* The request *
Reproduce every line of the items below character for character, omitting the pictures.

* Available records *
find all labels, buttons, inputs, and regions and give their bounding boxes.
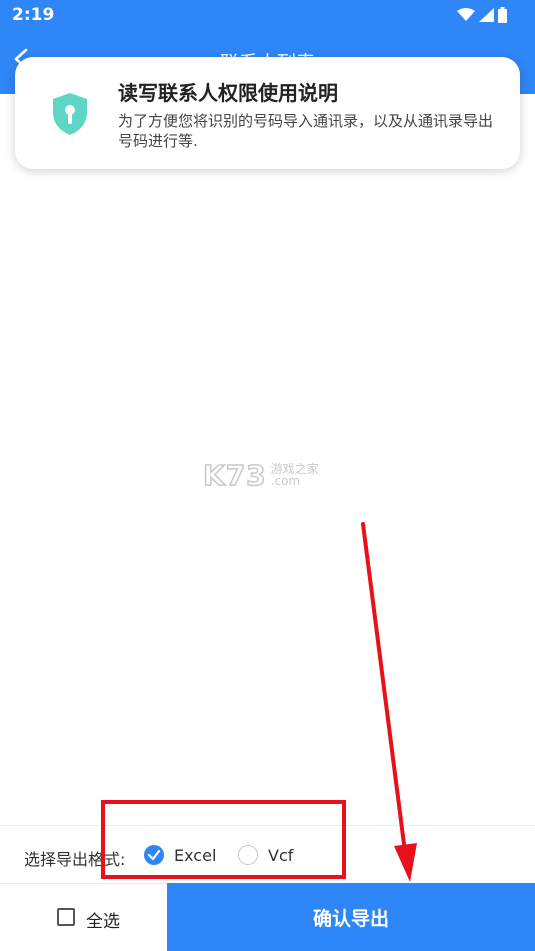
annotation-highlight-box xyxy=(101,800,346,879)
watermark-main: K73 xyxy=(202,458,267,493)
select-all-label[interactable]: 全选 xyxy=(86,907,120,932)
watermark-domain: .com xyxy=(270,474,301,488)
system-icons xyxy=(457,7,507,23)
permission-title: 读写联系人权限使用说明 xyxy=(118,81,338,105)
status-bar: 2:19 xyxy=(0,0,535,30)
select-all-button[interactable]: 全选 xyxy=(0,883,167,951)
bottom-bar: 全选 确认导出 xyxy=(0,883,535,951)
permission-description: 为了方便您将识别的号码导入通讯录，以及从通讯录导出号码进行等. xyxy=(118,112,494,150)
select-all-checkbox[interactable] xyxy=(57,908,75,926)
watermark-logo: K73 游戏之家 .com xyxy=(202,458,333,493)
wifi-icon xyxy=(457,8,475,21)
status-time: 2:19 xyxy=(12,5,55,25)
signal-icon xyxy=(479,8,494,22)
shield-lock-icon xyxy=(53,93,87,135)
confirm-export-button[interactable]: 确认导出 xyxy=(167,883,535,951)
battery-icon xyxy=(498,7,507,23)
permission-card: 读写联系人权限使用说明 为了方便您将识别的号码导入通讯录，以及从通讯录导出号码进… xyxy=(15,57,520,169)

* Exercise result *
find all labels, buttons, inputs, and regions and give their bounding boxes.
annotation-highlight-box xyxy=(101,800,346,879)
watermark-main: K73 xyxy=(202,458,267,493)
select-all-label[interactable]: 全选 xyxy=(86,907,120,932)
watermark-domain: .com xyxy=(270,474,301,488)
system-icons xyxy=(457,7,507,23)
permission-title: 读写联系人权限使用说明 xyxy=(118,81,338,105)
status-bar: 2:19 xyxy=(0,0,535,30)
select-all-button[interactable]: 全选 xyxy=(0,883,167,951)
bottom-bar: 全选 确认导出 xyxy=(0,883,535,951)
permission-description: 为了方便您将识别的号码导入通讯录，以及从通讯录导出号码进行等. xyxy=(118,112,494,150)
select-all-checkbox[interactable] xyxy=(57,908,75,926)
watermark-logo: K73 游戏之家 .com xyxy=(202,458,333,493)
wifi-icon xyxy=(457,8,475,21)
status-time: 2:19 xyxy=(12,5,55,25)
signal-icon xyxy=(479,8,494,22)
shield-lock-icon xyxy=(53,93,87,135)
confirm-export-button[interactable]: 确认导出 xyxy=(167,883,535,951)
battery-icon xyxy=(498,7,507,23)
permission-card: 读写联系人权限使用说明 为了方便您将识别的号码导入通讯录，以及从通讯录导出号码进… xyxy=(15,57,520,169)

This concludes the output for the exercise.